#### Exercise details:
Copy every line of the data exactly, leaving nothing out.

#### Exercise inputs:

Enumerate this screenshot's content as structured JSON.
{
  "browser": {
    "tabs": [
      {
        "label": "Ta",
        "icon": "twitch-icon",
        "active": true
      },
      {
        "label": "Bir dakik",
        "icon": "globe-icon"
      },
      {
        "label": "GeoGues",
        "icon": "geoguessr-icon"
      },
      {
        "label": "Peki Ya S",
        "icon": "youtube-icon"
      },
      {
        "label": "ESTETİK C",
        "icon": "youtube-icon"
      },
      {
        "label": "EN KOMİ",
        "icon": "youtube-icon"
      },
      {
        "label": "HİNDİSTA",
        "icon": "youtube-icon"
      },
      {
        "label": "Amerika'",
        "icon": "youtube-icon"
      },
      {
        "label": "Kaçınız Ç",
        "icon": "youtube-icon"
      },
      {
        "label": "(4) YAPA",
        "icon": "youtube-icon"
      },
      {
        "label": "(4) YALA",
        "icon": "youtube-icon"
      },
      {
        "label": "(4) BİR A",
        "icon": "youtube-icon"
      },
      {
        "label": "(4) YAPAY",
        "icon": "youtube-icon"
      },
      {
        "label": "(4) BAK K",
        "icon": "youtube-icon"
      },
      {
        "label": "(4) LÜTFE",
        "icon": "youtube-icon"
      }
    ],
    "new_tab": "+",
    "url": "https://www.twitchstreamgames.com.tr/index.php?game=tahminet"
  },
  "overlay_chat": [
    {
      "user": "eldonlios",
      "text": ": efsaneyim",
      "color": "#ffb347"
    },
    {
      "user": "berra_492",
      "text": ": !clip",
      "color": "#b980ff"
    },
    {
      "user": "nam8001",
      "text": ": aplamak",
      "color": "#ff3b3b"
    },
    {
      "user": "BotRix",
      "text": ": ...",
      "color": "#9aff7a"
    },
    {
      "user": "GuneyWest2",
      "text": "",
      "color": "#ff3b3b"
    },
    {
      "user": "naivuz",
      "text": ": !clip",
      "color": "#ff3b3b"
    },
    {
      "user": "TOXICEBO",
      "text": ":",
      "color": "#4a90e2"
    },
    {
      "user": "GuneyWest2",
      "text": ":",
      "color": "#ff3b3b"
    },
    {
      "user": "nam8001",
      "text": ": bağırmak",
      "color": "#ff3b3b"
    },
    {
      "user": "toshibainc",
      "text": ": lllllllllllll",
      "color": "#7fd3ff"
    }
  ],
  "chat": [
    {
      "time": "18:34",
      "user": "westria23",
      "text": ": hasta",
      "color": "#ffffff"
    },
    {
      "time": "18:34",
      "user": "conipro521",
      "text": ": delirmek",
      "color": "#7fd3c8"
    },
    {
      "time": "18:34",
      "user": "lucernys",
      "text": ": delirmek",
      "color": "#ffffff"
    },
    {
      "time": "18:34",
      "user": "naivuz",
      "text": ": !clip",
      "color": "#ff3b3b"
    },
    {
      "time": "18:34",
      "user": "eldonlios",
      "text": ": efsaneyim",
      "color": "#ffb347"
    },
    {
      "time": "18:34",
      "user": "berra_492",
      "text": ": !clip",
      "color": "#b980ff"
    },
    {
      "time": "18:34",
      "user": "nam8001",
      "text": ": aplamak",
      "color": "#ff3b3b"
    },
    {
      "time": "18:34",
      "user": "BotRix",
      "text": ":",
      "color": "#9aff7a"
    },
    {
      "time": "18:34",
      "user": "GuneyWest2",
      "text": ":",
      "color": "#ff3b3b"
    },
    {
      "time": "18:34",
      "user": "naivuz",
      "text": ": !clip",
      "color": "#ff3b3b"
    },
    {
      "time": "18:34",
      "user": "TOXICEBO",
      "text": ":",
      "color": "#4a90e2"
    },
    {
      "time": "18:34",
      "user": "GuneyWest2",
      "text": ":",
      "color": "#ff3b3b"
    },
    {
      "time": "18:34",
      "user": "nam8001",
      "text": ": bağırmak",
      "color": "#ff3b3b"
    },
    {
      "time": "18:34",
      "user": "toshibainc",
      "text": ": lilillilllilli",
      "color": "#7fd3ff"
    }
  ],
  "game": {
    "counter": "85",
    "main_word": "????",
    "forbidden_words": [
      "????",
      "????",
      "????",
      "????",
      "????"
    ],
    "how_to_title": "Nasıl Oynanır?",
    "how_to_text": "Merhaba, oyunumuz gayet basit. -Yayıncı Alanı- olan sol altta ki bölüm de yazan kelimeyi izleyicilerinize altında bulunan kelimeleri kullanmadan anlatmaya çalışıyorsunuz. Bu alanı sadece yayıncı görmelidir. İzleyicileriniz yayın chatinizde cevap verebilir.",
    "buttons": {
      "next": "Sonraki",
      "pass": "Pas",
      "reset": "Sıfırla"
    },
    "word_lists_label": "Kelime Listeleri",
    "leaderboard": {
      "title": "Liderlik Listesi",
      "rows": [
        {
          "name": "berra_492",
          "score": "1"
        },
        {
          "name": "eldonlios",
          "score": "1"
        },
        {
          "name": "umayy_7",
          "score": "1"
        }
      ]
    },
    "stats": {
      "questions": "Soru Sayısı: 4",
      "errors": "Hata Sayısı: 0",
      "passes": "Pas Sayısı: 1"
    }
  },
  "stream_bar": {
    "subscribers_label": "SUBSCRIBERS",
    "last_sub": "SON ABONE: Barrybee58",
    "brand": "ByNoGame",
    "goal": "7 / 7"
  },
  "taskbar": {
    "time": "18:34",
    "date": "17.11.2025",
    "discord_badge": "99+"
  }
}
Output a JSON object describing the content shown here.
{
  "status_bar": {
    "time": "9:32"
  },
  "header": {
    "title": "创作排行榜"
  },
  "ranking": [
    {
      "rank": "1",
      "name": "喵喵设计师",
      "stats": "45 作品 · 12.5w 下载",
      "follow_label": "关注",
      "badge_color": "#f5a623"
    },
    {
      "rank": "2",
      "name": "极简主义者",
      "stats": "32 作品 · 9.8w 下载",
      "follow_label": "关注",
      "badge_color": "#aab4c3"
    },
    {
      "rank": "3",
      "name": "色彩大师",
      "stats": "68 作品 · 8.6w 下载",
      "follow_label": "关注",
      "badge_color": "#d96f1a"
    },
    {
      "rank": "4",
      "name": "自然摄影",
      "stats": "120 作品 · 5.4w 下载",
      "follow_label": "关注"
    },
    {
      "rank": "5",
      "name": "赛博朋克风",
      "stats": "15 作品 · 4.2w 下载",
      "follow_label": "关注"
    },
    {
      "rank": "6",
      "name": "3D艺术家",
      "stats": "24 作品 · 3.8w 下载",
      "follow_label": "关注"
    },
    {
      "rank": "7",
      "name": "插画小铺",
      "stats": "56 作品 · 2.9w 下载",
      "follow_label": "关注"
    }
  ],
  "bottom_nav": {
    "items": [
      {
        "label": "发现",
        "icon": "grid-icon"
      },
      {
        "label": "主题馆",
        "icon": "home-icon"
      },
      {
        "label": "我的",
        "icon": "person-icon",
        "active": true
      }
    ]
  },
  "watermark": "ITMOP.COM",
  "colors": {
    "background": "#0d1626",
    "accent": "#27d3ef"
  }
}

#### Solution for this problem:
Enumerate this screenshot's content as structured JSON.
{
  "browser": {
    "tabs": [
      {
        "label": "Ta",
        "icon": "twitch-icon",
        "active": true
      },
      {
        "label": "Bir dakik",
        "icon": "globe-icon"
      },
      {
        "label": "GeoGues",
        "icon": "geoguessr-icon"
      },
      {
        "label": "Peki Ya S",
        "icon": "youtube-icon"
      },
      {
        "label": "ESTETİK C",
        "icon": "youtube-icon"
      },
      {
        "label": "EN KOMİ",
        "icon": "youtube-icon"
      },
      {
        "label": "HİNDİSTA",
        "icon": "youtube-icon"
      },
      {
        "label": "Amerika'",
        "icon": "youtube-icon"
      },
      {
        "label": "Kaçınız Ç",
        "icon": "youtube-icon"
      },
      {
        "label": "(4) YAPA",
        "icon": "youtube-icon"
      },
      {
        "label": "(4) YALA",
        "icon": "youtube-icon"
      },
      {
        "label": "(4) BİR A",
        "icon": "youtube-icon"
      },
      {
        "label": "(4) YAPAY",
        "icon": "youtube-icon"
      },
      {
        "label": "(4) BAK K",
        "icon": "youtube-icon"
      },
      {
        "label": "(4) LÜTFE",
        "icon": "youtube-icon"
      }
    ],
    "new_tab": "+",
    "url": "https://www.twitchstreamgames.com.tr/index.php?game=tahminet"
  },
  "overlay_chat": [
    {
      "user": "eldonlios",
      "text": ": efsaneyim",
      "color": "#ffb347"
    },
    {
      "user": "berra_492",
      "text": ": !clip",
      "color": "#b980ff"
    },
    {
      "user": "nam8001",
      "text": ": aplamak",
      "color": "#ff3b3b"
    },
    {
      "user": "BotRix",
      "text": ": ...",
      "color": "#9aff7a"
    },
    {
      "user": "GuneyWest2",
      "text": "",
      "color": "#ff3b3b"
    },
    {
      "user": "naivuz",
      "text": ": !clip",
      "color": "#ff3b3b"
    },
    {
      "user": "TOXICEBO",
      "text": ":",
      "color": "#4a90e2"
    },
    {
      "user": "GuneyWest2",
      "text": ":",
      "color": "#ff3b3b"
    },
    {
      "user": "nam8001",
      "text": ": bağırmak",
      "color": "#ff3b3b"
    },
    {
      "user": "toshibainc",
      "text": ": lllllllllllll",
      "color": "#7fd3ff"
    }
  ],
  "chat": [
    {
      "time": "18:34",
      "user": "westria23",
      "text": ": hasta",
      "color": "#ffffff"
    },
    {
      "time": "18:34",
      "user": "conipro521",
      "text": ": delirmek",
      "color": "#7fd3c8"
    },
    {
      "time": "18:34",
      "user": "lucernys",
      "text": ": delirmek",
      "color": "#ffffff"
    },
    {
      "time": "18:34",
      "user": "naivuz",
      "text": ": !clip",
      "color": "#ff3b3b"
    },
    {
      "time": "18:34",
      "user": "eldonlios",
      "text": ": efsaneyim",
      "color": "#ffb347"
    },
    {
      "time": "18:34",
      "user": "berra_492",
      "text": ": !clip",
      "color": "#b980ff"
    },
    {
      "time": "18:34",
      "user": "nam8001",
      "text": ": aplamak",
      "color": "#ff3b3b"
    },
    {
      "time": "18:34",
      "user": "BotRix",
      "text": ":",
      "color": "#9aff7a"
    },
    {
      "time": "18:34",
      "user": "GuneyWest2",
      "text": ":",
      "color": "#ff3b3b"
    },
    {
      "time": "18:34",
      "user": "naivuz",
      "text": ": !clip",
      "color": "#ff3b3b"
    },
    {
      "time": "18:34",
      "user": "TOXICEBO",
      "text": ":",
      "color": "#4a90e2"
    },
    {
      "time": "18:34",
      "user": "GuneyWest2",
      "text": ":",
      "color": "#ff3b3b"
    },
    {
      "time": "18:34",
      "user": "nam8001",
      "text": ": bağırmak",
      "color": "#ff3b3b"
    },
    {
      "time": "18:34",
      "user": "toshibainc",
      "text": ": lilillilllilli",
      "color": "#7fd3ff"
    }
  ],
  "game": {
    "counter": "85",
    "main_word": "????",
    "forbidden_words": [
      "????",
      "????",
      "????",
      "????",
      "????"
    ],
    "how_to_title": "Nasıl Oynanır?",
    "how_to_text": "Merhaba, oyunumuz gayet basit. -Yayıncı Alanı- olan sol altta ki bölüm de yazan kelimeyi izleyicilerinize altında bulunan kelimeleri kullanmadan anlatmaya çalışıyorsunuz. Bu alanı sadece yayıncı görmelidir. İzleyicileriniz yayın chatinizde cevap verebilir.",
    "buttons": {
      "next": "Sonraki",
      "pass": "Pas",
      "reset": "Sıfırla"
    },
    "word_lists_label": "Kelime Listeleri",
    "leaderboard": {
      "title": "Liderlik Listesi",
      "rows": [
        {
          "name": "berra_492",
          "score": "1"
        },
        {
          "name": "eldonlios",
          "score": "1"
        },
        {
          "name": "umayy_7",
          "score": "1"
        }
      ]
    },
    "stats": {
      "questions": "Soru Sayısı: 4",
      "errors": "Hata Sayısı: 0",
      "passes": "Pas Sayısı: 1"
    }
  },
  "stream_bar": {
    "subscribers_label": "SUBSCRIBERS",
    "last_sub": "SON ABONE: Barrybee58",
    "brand": "ByNoGame",
    "goal": "7 / 7"
  },
  "taskbar": {
    "time": "18:34",
    "date": "17.11.2025",
    "discord_badge": "99+"
  }
}
Output a JSON object describing the content shown here.
{
  "status_bar": {
    "time": "9:32"
  },
  "header": {
    "title": "创作排行榜"
  },
  "ranking": [
    {
      "rank": "1",
      "name": "喵喵设计师",
      "stats": "45 作品 · 12.5w 下载",
      "follow_label": "关注",
      "badge_color": "#f5a623"
    },
    {
      "rank": "2",
      "name": "极简主义者",
      "stats": "32 作品 · 9.8w 下载",
      "follow_label": "关注",
      "badge_color": "#aab4c3"
    },
    {
      "rank": "3",
      "name": "色彩大师",
      "stats": "68 作品 · 8.6w 下载",
      "follow_label": "关注",
      "badge_color": "#d96f1a"
    },
    {
      "rank": "4",
      "name": "自然摄影",
      "stats": "120 作品 · 5.4w 下载",
      "follow_label": "关注"
    },
    {
      "rank": "5",
      "name": "赛博朋克风",
      "stats": "15 作品 · 4.2w 下载",
      "follow_label": "关注"
    },
    {
      "rank": "6",
      "name": "3D艺术家",
      "stats": "24 作品 · 3.8w 下载",
      "follow_label": "关注"
    },
    {
      "rank": "7",
      "name": "插画小铺",
      "stats": "56 作品 · 2.9w 下载",
      "follow_label": "关注"
    }
  ],
  "bottom_nav": {
    "items": [
      {
        "label": "发现",
        "icon": "grid-icon"
      },
      {
        "label": "主题馆",
        "icon": "home-icon"
      },
      {
        "label": "我的",
        "icon": "person-icon",
        "active": true
      }
    ]
  },
  "watermark": "ITMOP.COM",
  "colors": {
    "background": "#0d1626",
    "accent": "#27d3ef"
  }
}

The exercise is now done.